Please recast every line of the entries below as a JSON list of strings, one string per line, leaving out any blank lines.

— BEGIN —

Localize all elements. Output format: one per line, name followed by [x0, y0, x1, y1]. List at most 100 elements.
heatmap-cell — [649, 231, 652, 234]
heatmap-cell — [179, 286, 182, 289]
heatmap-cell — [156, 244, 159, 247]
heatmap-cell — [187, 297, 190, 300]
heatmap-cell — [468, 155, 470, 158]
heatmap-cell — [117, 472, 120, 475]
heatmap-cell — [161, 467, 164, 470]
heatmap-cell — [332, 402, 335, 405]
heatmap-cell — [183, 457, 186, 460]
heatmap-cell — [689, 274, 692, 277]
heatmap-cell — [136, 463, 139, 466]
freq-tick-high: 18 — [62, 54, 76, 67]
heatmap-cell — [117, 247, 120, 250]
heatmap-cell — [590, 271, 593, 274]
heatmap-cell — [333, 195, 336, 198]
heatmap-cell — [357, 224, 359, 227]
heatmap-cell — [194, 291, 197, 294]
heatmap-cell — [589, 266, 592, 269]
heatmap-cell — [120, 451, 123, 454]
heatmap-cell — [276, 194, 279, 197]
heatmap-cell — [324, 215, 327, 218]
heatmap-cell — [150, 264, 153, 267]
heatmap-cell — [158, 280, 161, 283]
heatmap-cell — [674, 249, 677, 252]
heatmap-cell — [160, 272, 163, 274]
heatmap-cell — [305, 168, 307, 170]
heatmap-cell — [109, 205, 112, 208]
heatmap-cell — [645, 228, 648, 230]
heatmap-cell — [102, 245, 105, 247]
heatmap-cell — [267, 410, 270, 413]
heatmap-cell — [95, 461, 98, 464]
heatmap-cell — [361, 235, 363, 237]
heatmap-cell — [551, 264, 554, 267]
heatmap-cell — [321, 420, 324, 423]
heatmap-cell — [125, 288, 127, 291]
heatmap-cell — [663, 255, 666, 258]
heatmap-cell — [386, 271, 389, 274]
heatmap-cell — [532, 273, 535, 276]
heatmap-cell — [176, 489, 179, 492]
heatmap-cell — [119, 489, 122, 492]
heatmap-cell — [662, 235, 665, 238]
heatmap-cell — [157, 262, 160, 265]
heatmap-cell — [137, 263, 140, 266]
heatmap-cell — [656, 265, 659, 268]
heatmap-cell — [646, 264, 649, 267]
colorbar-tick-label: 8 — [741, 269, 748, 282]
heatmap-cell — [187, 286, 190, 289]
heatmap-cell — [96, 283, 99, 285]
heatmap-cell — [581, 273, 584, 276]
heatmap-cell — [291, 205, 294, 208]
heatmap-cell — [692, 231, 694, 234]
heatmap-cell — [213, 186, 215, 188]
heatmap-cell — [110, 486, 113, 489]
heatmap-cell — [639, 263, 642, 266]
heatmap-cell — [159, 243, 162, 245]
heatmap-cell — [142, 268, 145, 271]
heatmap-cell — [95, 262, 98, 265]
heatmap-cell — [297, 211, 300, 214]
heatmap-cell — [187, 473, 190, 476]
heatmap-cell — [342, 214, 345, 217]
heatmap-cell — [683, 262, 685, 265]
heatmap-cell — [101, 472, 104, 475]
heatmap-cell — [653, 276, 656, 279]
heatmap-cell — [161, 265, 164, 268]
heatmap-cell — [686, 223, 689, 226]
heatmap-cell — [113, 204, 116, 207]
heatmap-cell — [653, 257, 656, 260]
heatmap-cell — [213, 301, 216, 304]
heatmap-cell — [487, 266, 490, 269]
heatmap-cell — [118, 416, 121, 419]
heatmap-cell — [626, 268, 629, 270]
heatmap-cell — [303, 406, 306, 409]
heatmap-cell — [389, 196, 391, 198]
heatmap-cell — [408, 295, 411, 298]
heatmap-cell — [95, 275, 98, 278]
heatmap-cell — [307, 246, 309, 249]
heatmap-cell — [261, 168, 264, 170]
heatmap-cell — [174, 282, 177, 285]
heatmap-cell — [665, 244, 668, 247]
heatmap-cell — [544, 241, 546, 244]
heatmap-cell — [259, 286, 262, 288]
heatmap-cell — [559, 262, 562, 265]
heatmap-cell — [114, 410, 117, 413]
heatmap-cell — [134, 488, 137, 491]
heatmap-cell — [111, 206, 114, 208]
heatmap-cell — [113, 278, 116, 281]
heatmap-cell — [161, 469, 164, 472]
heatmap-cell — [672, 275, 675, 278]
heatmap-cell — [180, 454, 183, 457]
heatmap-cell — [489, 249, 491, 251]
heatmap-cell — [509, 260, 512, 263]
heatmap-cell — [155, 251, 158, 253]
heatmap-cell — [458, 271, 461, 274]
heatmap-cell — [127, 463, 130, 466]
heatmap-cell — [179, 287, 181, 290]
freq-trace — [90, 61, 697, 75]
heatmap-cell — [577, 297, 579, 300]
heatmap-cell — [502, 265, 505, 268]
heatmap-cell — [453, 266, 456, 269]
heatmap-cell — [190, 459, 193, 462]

— END —

■ ANSWER TO THIS PROBLEM:
[
  "Localize all elements. Output format: one per line, name followed by [x0, y0, x1, y1]. List at most 100 elements.",
  "heatmap-cell — [649, 231, 652, 234]",
  "heatmap-cell — [179, 286, 182, 289]",
  "heatmap-cell — [156, 244, 159, 247]",
  "heatmap-cell — [187, 297, 190, 300]",
  "heatmap-cell — [468, 155, 470, 158]",
  "heatmap-cell — [117, 472, 120, 475]",
  "heatmap-cell — [161, 467, 164, 470]",
  "heatmap-cell — [332, 402, 335, 405]",
  "heatmap-cell — [183, 457, 186, 460]",
  "heatmap-cell — [689, 274, 692, 277]",
  "heatmap-cell — [136, 463, 139, 466]",
  "freq-tick-high: 18 — [62, 54, 76, 67]",
  "heatmap-cell — [117, 247, 120, 250]",
  "heatmap-cell — [590, 271, 593, 274]",
  "heatmap-cell — [333, 195, 336, 198]",
  "heatmap-cell — [357, 224, 359, 227]",
  "heatmap-cell — [194, 291, 197, 294]",
  "heatmap-cell — [589, 266, 592, 269]",
  "heatmap-cell — [120, 451, 123, 454]",
  "heatmap-cell — [276, 194, 279, 197]",
  "heatmap-cell — [324, 215, 327, 218]",
  "heatmap-cell — [150, 264, 153, 267]",
  "heatmap-cell — [158, 280, 161, 283]",
  "heatmap-cell — [674, 249, 677, 252]",
  "heatmap-cell — [160, 272, 163, 274]",
  "heatmap-cell — [305, 168, 307, 170]",
  "heatmap-cell — [109, 205, 112, 208]",
  "heatmap-cell — [645, 228, 648, 230]",
  "heatmap-cell — [102, 245, 105, 247]",
  "heatmap-cell — [267, 410, 270, 413]",
  "heatmap-cell — [95, 461, 98, 464]",
  "heatmap-cell — [361, 235, 363, 237]",
  "heatmap-cell — [551, 264, 554, 267]",
  "heatmap-cell — [321, 420, 324, 423]",
  "heatmap-cell — [125, 288, 127, 291]",
  "heatmap-cell — [663, 255, 666, 258]",
  "heatmap-cell — [386, 271, 389, 274]",
  "heatmap-cell — [532, 273, 535, 276]",
  "heatmap-cell — [176, 489, 179, 492]",
  "heatmap-cell — [119, 489, 122, 492]",
  "heatmap-cell — [662, 235, 665, 238]",
  "heatmap-cell — [157, 262, 160, 265]",
  "heatmap-cell — [137, 263, 140, 266]",
  "heatmap-cell — [656, 265, 659, 268]",
  "heatmap-cell — [646, 264, 649, 267]",
  "colorbar-tick-label: 8 — [741, 269, 748, 282]",
  "heatmap-cell — [187, 286, 190, 289]",
  "heatmap-cell — [96, 283, 99, 285]",
  "heatmap-cell — [581, 273, 584, 276]",
  "heatmap-cell — [291, 205, 294, 208]",
  "heatmap-cell — [692, 231, 694, 234]",
  "heatmap-cell — [213, 186, 215, 188]",
  "heatmap-cell — [110, 486, 113, 489]",
  "heatmap-cell — [639, 263, 642, 266]",
  "heatmap-cell — [159, 243, 162, 245]",
  "heatmap-cell — [142, 268, 145, 271]",
  "heatmap-cell — [95, 262, 98, 265]",
  "heatmap-cell — [297, 211, 300, 214]",
  "heatmap-cell — [187, 473, 190, 476]",
  "heatmap-cell — [342, 214, 345, 217]",
  "heatmap-cell — [683, 262, 685, 265]",
  "heatmap-cell — [101, 472, 104, 475]",
  "heatmap-cell — [653, 276, 656, 279]",
  "heatmap-cell — [161, 265, 164, 268]",
  "heatmap-cell — [686, 223, 689, 226]",
  "heatmap-cell — [113, 204, 116, 207]",
  "heatmap-cell — [653, 257, 656, 260]",
  "heatmap-cell — [213, 301, 216, 304]",
  "heatmap-cell — [487, 266, 490, 269]",
  "heatmap-cell — [118, 416, 121, 419]",
  "heatmap-cell — [626, 268, 629, 270]",
  "heatmap-cell — [303, 406, 306, 409]",
  "heatmap-cell — [389, 196, 391, 198]",
  "heatmap-cell — [408, 295, 411, 298]",
  "heatmap-cell — [95, 275, 98, 278]",
  "heatmap-cell — [307, 246, 309, 249]",
  "heatmap-cell — [261, 168, 264, 170]",
  "heatmap-cell — [174, 282, 177, 285]",
  "heatmap-cell — [665, 244, 668, 247]",
  "heatmap-cell — [544, 241, 546, 244]",
  "heatmap-cell — [259, 286, 262, 288]",
  "heatmap-cell — [559, 262, 562, 265]",
  "heatmap-cell — [114, 410, 117, 413]",
  "heatmap-cell — [134, 488, 137, 491]",
  "heatmap-cell — [111, 206, 114, 208]",
  "heatmap-cell — [113, 278, 116, 281]",
  "heatmap-cell — [161, 469, 164, 472]",
  "heatmap-cell — [672, 275, 675, 278]",
  "heatmap-cell — [180, 454, 183, 457]",
  "heatmap-cell — [489, 249, 491, 251]",
  "heatmap-cell — [509, 260, 512, 263]",
  "heatmap-cell — [155, 251, 158, 253]",
  "heatmap-cell — [458, 271, 461, 274]",
  "heatmap-cell — [127, 463, 130, 466]",
  "heatmap-cell — [179, 287, 181, 290]",
  "freq-trace — [90, 61, 697, 75]",
  "heatmap-cell — [577, 297, 579, 300]",
  "heatmap-cell — [502, 265, 505, 268]",
  "heatmap-cell — [453, 266, 456, 269]",
  "heatmap-cell — [190, 459, 193, 462]"
]